● Figure contents as structured data:
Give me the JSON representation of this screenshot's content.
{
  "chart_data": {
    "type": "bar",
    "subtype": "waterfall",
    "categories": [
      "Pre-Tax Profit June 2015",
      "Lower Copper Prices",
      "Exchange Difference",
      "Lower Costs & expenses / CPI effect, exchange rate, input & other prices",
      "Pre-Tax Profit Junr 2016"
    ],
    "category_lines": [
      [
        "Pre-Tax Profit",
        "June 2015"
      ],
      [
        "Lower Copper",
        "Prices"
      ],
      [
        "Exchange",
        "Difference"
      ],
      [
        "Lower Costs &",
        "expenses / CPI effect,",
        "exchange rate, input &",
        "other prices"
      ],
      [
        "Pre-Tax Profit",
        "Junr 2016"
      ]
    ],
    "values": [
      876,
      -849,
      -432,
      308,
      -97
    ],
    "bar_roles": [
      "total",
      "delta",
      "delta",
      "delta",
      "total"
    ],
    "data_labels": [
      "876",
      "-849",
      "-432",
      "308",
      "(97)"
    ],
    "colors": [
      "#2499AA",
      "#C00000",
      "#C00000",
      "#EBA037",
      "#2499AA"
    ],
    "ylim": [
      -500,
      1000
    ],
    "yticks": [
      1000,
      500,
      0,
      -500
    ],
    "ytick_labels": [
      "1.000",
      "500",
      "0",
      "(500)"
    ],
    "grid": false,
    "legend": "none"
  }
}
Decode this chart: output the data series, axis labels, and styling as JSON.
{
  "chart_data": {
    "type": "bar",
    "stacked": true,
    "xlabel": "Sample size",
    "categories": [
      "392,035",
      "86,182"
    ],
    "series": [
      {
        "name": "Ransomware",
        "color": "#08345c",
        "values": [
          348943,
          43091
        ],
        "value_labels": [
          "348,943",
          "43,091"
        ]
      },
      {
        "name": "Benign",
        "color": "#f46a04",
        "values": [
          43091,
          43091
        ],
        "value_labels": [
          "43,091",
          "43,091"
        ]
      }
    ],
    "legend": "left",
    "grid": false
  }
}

● Instructions for the task:
Copy each record from above without leaving any out.

● Answer to the problem:
Give me the JSON representation of this screenshot's content.
{
  "chart_data": {
    "type": "bar",
    "subtype": "waterfall",
    "categories": [
      "Pre-Tax Profit June 2015",
      "Lower Copper Prices",
      "Exchange Difference",
      "Lower Costs & expenses / CPI effect, exchange rate, input & other prices",
      "Pre-Tax Profit Junr 2016"
    ],
    "category_lines": [
      [
        "Pre-Tax Profit",
        "June 2015"
      ],
      [
        "Lower Copper",
        "Prices"
      ],
      [
        "Exchange",
        "Difference"
      ],
      [
        "Lower Costs &",
        "expenses / CPI effect,",
        "exchange rate, input &",
        "other prices"
      ],
      [
        "Pre-Tax Profit",
        "Junr 2016"
      ]
    ],
    "values": [
      876,
      -849,
      -432,
      308,
      -97
    ],
    "bar_roles": [
      "total",
      "delta",
      "delta",
      "delta",
      "total"
    ],
    "data_labels": [
      "876",
      "-849",
      "-432",
      "308",
      "(97)"
    ],
    "colors": [
      "#2499AA",
      "#C00000",
      "#C00000",
      "#EBA037",
      "#2499AA"
    ],
    "ylim": [
      -500,
      1000
    ],
    "yticks": [
      1000,
      500,
      0,
      -500
    ],
    "ytick_labels": [
      "1.000",
      "500",
      "0",
      "(500)"
    ],
    "grid": false,
    "legend": "none"
  }
}
Decode this chart: output the data series, axis labels, and styling as JSON.
{
  "chart_data": {
    "type": "bar",
    "stacked": true,
    "xlabel": "Sample size",
    "categories": [
      "392,035",
      "86,182"
    ],
    "series": [
      {
        "name": "Ransomware",
        "color": "#08345c",
        "values": [
          348943,
          43091
        ],
        "value_labels": [
          "348,943",
          "43,091"
        ]
      },
      {
        "name": "Benign",
        "color": "#f46a04",
        "values": [
          43091,
          43091
        ],
        "value_labels": [
          "43,091",
          "43,091"
        ]
      }
    ],
    "legend": "left",
    "grid": false
  }
}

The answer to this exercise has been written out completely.